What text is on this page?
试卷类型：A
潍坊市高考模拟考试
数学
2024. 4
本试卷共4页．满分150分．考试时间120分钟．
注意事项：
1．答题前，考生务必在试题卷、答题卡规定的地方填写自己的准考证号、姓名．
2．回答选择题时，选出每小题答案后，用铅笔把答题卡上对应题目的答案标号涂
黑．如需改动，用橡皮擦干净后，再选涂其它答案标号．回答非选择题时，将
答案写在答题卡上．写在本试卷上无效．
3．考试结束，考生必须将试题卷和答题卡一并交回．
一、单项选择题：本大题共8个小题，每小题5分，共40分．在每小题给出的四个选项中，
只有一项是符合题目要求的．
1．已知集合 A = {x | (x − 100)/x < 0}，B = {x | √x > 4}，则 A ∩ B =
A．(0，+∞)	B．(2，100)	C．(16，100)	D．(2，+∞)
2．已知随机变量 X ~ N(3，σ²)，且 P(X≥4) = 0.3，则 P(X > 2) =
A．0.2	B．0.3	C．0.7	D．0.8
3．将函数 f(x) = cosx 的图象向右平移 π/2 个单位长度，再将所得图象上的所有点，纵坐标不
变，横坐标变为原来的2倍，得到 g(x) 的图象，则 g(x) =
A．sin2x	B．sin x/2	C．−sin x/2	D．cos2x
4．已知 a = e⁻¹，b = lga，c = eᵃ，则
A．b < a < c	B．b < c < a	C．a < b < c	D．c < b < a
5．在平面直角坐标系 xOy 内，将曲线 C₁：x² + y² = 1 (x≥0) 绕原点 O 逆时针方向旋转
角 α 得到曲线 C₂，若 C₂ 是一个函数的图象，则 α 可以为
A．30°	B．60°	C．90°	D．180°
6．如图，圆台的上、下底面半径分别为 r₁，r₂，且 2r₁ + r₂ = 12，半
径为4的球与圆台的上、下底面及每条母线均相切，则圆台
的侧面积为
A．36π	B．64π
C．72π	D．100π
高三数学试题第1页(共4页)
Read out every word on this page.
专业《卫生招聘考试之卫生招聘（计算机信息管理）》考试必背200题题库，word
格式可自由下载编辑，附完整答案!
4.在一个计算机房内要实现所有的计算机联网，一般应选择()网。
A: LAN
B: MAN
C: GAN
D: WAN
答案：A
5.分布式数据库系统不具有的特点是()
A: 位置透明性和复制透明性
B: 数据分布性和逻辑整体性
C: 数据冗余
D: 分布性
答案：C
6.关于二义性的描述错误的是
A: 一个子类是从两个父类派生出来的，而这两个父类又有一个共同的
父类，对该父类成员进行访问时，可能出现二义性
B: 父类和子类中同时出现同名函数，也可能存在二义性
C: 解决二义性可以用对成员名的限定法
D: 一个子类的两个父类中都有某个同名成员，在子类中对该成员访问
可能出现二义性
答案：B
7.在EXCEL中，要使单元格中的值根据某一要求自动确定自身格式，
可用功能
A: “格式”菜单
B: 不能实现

## [What you are asked to do]
Go through the records and copy each line with "word" in it.

## [Exercise result]
Read out every word on this page.
专业《卫生招聘考试之卫生招聘（计算机信息管理）》考试必背200题题库，word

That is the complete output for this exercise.